— BEGIN Task input —

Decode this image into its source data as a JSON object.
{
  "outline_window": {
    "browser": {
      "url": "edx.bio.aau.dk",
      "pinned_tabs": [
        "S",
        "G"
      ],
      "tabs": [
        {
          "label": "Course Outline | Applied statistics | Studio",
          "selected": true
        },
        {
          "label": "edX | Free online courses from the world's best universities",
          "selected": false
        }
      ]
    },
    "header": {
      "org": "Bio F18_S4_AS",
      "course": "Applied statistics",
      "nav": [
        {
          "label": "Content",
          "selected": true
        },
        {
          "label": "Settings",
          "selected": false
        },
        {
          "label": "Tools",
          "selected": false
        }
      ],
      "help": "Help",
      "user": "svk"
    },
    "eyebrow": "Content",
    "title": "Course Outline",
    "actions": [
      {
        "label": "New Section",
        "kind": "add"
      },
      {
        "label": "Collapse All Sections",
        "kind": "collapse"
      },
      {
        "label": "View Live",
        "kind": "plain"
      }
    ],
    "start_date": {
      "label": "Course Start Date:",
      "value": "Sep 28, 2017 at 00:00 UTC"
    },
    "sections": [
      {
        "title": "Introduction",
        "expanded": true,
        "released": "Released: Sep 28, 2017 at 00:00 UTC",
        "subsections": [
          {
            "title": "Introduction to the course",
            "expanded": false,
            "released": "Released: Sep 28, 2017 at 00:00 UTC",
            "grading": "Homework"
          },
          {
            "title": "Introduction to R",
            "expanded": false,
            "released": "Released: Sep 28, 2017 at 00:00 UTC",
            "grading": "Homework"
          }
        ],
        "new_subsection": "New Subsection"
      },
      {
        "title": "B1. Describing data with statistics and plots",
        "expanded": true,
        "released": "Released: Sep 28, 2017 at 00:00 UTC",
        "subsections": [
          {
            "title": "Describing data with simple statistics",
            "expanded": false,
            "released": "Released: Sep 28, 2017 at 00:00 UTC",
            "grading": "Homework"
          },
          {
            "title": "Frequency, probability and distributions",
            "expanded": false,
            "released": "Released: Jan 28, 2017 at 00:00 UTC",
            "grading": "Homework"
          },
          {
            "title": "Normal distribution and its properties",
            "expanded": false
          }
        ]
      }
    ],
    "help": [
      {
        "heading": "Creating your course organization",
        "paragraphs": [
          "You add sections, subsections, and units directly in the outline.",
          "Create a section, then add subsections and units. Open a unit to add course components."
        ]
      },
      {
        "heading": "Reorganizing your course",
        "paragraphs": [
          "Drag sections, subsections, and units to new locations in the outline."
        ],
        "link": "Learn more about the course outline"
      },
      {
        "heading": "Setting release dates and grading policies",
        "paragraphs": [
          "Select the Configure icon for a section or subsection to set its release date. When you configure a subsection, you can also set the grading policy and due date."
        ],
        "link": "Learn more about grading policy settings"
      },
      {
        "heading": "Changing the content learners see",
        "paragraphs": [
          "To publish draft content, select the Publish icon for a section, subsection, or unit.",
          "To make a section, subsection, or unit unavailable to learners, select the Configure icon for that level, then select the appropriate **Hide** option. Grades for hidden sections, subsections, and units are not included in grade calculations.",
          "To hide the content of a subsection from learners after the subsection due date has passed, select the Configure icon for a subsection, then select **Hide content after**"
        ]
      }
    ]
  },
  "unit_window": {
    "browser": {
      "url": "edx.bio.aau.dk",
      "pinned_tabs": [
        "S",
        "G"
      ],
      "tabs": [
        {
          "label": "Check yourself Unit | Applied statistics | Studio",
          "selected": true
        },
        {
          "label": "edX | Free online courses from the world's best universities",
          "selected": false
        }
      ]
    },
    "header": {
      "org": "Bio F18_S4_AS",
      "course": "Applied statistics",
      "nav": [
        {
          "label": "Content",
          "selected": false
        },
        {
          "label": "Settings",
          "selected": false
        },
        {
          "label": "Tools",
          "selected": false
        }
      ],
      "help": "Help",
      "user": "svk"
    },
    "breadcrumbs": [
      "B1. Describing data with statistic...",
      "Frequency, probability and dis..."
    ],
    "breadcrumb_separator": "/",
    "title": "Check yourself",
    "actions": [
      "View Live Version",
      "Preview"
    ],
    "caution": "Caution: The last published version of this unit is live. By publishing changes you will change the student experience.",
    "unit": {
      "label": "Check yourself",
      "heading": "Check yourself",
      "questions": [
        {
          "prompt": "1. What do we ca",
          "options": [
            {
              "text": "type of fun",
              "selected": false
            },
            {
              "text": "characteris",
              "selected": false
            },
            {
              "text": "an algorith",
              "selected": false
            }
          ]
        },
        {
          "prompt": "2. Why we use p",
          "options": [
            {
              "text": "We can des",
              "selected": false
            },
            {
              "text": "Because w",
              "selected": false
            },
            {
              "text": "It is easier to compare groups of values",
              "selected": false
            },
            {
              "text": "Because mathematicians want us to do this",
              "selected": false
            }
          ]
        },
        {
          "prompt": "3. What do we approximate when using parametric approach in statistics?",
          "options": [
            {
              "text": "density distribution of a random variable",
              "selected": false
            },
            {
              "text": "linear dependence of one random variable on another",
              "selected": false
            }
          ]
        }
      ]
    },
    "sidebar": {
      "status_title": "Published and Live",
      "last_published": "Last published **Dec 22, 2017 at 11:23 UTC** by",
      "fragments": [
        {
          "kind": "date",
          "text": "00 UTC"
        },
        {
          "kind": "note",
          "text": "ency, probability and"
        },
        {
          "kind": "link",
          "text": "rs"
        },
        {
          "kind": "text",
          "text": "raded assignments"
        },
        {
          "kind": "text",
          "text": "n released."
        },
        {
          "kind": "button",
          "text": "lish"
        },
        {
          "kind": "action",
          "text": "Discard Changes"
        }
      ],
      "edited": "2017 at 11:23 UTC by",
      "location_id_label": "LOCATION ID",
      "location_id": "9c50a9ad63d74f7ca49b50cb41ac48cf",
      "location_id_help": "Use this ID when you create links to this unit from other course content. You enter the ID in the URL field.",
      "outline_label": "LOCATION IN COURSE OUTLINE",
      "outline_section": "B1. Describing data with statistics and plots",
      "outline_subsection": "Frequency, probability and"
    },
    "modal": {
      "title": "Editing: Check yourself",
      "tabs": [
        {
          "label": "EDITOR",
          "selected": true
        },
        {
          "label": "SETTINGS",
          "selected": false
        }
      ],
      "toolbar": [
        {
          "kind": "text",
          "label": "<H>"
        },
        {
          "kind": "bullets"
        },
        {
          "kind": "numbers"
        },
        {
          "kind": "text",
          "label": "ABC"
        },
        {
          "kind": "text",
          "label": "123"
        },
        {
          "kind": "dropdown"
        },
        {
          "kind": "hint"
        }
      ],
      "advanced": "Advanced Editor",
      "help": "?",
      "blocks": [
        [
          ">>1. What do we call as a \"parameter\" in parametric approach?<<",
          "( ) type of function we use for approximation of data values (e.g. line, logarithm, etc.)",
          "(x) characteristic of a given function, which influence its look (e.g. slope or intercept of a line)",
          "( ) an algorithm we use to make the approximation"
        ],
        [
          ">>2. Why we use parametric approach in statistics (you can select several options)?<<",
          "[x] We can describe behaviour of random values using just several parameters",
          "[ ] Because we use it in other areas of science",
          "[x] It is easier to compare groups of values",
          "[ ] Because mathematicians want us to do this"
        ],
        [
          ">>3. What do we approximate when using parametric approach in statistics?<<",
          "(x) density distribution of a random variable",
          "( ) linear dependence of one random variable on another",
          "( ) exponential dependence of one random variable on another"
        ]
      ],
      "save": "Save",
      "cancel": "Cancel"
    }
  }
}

— END Task input —

Look through the entries above and report each line where the string "Because" occurs.

              "text": "Because w",
              "text": "Because mathematicians want us to do this",
          "[ ] Because we use it in other areas of science",
          "[ ] Because mathematicians want us to do this"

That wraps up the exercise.